* WORKING DATA

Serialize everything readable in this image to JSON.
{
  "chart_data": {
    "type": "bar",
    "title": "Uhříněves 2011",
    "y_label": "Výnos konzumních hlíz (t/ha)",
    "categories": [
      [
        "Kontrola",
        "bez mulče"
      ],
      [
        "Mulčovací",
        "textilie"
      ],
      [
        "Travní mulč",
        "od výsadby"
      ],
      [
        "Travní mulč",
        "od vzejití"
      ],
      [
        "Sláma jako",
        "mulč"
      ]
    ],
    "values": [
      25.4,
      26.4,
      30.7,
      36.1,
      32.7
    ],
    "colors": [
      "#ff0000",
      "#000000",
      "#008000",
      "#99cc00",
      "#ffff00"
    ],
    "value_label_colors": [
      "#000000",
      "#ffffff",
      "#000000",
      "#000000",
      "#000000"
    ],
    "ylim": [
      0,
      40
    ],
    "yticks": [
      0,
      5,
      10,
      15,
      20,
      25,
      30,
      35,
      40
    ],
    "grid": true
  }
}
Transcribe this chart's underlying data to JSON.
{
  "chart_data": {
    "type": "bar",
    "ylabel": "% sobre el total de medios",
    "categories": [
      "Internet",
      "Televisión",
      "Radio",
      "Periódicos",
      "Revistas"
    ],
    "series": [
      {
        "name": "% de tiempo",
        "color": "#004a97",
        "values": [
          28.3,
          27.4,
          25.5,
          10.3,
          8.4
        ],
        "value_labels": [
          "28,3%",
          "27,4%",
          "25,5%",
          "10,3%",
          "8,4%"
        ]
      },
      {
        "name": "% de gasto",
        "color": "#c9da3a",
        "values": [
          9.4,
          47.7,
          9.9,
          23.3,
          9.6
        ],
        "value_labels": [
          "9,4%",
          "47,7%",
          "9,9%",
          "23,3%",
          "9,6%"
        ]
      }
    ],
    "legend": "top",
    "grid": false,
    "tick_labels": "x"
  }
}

--

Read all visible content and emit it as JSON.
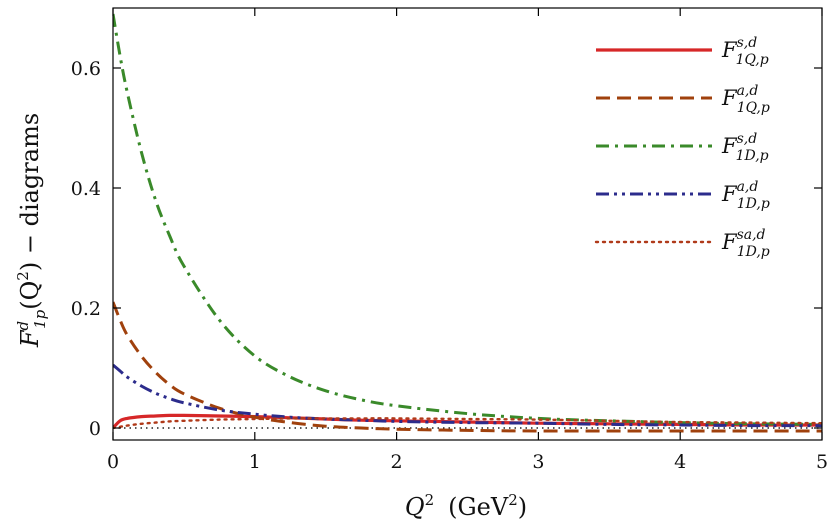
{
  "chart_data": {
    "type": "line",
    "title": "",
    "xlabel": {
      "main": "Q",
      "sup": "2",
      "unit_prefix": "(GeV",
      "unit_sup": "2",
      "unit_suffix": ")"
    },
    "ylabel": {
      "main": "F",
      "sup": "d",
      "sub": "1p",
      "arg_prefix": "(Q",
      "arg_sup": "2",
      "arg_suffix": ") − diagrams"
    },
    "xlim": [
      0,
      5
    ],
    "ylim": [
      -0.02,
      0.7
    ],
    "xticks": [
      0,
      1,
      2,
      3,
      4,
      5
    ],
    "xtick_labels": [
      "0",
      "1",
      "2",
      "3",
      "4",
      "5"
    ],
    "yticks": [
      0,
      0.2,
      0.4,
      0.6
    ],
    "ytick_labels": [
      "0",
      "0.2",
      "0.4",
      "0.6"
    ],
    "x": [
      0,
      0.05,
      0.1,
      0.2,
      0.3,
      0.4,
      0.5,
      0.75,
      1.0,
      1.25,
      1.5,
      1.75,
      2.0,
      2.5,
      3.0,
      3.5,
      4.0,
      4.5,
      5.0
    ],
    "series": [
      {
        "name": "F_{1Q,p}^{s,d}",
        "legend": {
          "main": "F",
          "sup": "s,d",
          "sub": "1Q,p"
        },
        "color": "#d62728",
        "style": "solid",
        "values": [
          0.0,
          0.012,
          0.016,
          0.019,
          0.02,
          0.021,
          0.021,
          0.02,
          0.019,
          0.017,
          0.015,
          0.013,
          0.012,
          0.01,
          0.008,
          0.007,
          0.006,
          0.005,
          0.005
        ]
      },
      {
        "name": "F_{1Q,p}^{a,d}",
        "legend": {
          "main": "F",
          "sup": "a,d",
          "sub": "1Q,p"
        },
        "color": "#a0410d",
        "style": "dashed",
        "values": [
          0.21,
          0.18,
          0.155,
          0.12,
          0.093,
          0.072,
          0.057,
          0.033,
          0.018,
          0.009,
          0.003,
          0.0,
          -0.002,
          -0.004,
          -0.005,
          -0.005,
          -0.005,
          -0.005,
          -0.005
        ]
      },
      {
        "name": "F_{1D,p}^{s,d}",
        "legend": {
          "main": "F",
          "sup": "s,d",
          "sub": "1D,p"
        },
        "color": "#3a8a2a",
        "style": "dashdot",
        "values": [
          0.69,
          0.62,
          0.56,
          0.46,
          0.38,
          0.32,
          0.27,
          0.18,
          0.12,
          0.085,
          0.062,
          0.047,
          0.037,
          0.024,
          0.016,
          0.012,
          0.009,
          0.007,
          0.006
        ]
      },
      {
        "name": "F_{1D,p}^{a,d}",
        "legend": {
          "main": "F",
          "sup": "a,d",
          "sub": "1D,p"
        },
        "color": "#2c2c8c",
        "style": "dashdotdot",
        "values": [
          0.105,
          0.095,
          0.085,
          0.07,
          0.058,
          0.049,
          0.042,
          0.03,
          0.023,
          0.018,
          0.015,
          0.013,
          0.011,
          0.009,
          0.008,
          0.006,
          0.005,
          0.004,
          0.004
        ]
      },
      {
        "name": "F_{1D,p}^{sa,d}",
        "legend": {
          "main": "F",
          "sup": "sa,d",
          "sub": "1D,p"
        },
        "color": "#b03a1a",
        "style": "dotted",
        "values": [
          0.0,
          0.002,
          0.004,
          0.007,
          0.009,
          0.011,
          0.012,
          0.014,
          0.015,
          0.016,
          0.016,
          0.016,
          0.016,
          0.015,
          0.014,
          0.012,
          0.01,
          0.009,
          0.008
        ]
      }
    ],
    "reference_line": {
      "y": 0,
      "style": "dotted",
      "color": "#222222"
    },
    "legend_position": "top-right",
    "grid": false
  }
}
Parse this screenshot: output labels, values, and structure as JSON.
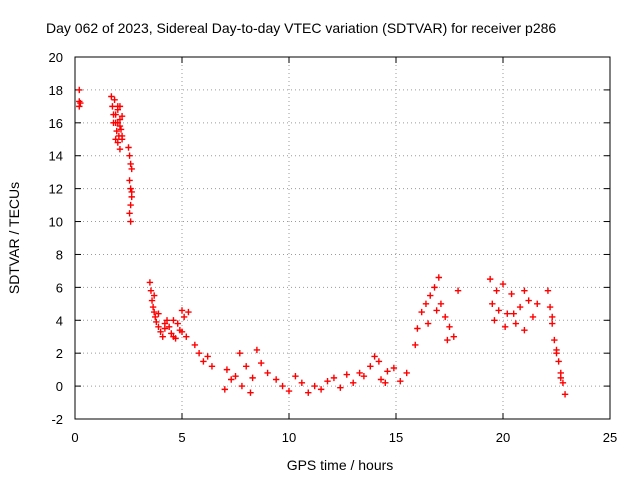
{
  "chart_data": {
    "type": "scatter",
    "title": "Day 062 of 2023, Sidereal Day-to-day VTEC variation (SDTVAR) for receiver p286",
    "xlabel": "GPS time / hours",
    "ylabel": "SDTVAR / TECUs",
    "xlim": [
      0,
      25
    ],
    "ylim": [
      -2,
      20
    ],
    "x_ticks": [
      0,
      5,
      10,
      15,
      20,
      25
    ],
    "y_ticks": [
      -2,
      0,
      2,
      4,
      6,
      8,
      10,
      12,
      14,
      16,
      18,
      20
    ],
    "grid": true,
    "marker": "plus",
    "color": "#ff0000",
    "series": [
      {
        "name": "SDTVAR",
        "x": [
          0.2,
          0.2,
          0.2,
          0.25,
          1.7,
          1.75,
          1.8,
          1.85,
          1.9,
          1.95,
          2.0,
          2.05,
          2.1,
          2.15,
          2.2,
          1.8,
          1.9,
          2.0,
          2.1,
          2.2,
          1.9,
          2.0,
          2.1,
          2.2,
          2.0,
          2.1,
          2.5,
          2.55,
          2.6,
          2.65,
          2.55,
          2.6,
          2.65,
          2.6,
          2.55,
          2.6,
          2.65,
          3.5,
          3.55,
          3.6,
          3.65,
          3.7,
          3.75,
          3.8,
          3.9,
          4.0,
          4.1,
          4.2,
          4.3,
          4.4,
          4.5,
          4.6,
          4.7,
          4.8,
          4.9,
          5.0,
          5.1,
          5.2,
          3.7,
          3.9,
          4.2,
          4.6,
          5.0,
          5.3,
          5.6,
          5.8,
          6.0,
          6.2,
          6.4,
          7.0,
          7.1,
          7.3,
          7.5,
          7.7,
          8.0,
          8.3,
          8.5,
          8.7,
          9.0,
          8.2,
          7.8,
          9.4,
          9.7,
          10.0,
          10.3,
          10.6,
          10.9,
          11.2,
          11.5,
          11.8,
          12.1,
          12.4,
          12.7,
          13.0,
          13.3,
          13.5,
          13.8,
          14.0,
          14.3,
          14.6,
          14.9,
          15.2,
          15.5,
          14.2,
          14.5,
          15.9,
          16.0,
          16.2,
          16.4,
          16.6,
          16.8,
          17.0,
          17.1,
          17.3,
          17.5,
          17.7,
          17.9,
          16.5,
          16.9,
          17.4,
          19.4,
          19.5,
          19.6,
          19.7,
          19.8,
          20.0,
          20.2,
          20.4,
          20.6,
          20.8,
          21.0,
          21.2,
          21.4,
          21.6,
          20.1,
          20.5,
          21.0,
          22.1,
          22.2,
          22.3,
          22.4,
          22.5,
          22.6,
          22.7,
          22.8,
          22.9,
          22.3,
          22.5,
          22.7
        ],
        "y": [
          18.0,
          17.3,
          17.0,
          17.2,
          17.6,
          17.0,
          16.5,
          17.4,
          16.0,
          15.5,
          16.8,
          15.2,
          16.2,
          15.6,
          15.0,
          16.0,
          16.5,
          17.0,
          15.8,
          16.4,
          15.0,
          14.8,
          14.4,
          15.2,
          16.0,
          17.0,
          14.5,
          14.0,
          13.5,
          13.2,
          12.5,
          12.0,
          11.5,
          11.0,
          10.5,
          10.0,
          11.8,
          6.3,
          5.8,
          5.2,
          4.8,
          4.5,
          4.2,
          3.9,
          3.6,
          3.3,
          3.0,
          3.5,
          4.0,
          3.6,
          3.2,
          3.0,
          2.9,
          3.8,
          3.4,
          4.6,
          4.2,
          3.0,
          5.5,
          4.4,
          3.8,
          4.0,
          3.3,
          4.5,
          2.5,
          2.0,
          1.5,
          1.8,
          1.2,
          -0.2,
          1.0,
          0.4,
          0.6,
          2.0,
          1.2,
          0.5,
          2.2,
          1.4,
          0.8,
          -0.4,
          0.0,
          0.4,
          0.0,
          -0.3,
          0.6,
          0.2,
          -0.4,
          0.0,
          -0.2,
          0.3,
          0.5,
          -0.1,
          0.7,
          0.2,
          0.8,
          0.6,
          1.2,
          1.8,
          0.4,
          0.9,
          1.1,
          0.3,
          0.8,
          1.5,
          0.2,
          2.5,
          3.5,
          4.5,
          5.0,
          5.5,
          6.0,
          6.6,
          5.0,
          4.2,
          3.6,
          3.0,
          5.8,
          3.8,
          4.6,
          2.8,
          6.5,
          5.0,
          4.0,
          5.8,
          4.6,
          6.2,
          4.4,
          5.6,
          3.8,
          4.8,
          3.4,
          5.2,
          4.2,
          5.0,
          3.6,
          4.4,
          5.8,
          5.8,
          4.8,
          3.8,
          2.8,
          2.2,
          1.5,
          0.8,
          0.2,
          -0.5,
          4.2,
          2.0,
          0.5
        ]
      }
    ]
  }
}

* * *

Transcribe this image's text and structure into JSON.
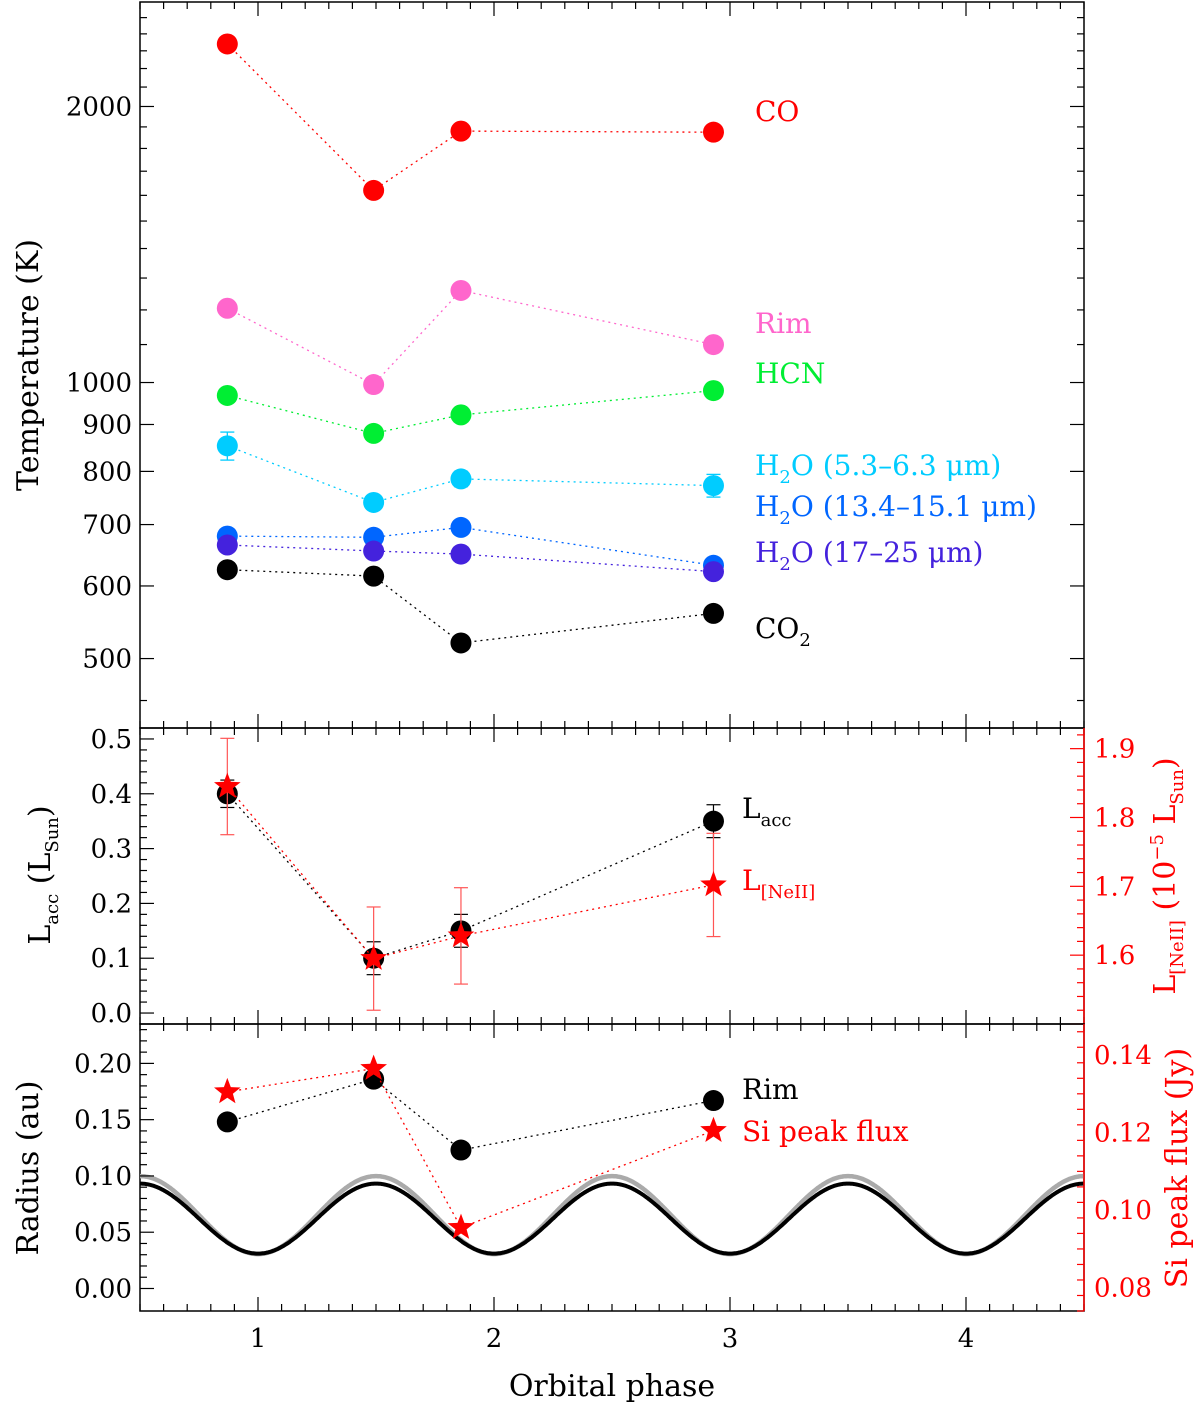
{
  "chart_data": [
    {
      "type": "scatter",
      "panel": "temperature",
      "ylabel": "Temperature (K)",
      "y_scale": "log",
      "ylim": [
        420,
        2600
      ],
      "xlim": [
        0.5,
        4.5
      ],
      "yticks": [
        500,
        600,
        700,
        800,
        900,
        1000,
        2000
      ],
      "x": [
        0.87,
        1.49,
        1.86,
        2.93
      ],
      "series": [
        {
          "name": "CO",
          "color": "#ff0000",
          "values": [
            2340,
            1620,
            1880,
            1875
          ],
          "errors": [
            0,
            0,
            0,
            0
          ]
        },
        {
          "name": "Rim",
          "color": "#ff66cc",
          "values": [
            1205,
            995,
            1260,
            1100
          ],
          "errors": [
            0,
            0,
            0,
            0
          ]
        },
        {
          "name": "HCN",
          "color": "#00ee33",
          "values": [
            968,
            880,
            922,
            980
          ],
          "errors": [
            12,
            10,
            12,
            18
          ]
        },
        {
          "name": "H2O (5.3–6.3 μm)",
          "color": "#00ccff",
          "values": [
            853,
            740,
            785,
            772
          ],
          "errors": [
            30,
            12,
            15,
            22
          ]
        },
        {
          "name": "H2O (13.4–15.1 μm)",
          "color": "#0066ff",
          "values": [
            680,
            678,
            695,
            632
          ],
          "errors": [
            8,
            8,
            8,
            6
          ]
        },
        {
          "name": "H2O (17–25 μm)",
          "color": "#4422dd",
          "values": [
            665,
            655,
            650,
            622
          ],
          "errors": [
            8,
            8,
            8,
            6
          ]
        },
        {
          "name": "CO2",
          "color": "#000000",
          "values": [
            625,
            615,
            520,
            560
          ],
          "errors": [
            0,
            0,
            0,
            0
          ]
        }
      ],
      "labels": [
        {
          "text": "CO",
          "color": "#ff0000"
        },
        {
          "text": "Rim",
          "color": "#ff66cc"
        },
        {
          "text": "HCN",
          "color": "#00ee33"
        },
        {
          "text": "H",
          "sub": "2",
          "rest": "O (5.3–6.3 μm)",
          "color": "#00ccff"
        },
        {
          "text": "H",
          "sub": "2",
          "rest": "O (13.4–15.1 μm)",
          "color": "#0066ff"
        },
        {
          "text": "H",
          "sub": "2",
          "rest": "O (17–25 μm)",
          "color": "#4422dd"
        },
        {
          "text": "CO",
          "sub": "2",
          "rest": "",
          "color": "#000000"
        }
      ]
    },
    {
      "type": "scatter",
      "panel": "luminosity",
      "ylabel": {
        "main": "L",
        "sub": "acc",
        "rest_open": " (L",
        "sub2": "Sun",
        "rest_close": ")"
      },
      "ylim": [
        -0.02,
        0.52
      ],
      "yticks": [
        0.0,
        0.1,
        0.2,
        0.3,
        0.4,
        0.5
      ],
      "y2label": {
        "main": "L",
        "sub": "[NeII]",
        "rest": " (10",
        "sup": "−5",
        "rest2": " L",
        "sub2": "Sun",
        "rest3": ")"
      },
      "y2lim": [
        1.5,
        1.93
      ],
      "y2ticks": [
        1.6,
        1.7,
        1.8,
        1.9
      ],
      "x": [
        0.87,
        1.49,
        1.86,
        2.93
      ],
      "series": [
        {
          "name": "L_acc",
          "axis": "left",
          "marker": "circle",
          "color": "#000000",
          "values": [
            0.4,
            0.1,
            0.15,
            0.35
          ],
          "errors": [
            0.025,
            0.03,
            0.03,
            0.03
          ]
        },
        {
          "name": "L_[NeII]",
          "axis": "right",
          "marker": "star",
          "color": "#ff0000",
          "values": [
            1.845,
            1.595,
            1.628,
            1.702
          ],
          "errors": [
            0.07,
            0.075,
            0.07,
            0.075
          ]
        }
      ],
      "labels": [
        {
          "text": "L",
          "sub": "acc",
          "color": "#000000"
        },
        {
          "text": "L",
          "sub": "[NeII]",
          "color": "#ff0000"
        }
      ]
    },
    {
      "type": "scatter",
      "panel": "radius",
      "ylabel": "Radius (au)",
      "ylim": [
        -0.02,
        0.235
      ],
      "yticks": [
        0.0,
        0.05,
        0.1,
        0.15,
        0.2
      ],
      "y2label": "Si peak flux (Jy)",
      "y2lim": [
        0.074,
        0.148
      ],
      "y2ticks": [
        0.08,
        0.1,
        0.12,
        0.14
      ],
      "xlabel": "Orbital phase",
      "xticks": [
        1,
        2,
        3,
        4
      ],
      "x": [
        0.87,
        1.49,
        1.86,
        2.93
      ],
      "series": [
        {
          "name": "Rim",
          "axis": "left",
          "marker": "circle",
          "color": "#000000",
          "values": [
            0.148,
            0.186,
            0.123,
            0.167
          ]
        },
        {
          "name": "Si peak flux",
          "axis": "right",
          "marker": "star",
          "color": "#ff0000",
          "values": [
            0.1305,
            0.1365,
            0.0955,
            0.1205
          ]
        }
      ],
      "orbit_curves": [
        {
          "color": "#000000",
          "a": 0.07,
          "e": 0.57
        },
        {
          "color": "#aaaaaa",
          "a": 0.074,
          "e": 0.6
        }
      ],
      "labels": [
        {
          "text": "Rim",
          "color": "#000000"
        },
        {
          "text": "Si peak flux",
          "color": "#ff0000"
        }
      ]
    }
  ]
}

* INSTRUCTION
Find each line in the records holding the string "peak" and show it.

* RESPONSE BELOW
      "y2label": "Si peak flux (Jy)",
          "name": "Si peak flux",
          "text": "Si peak flux",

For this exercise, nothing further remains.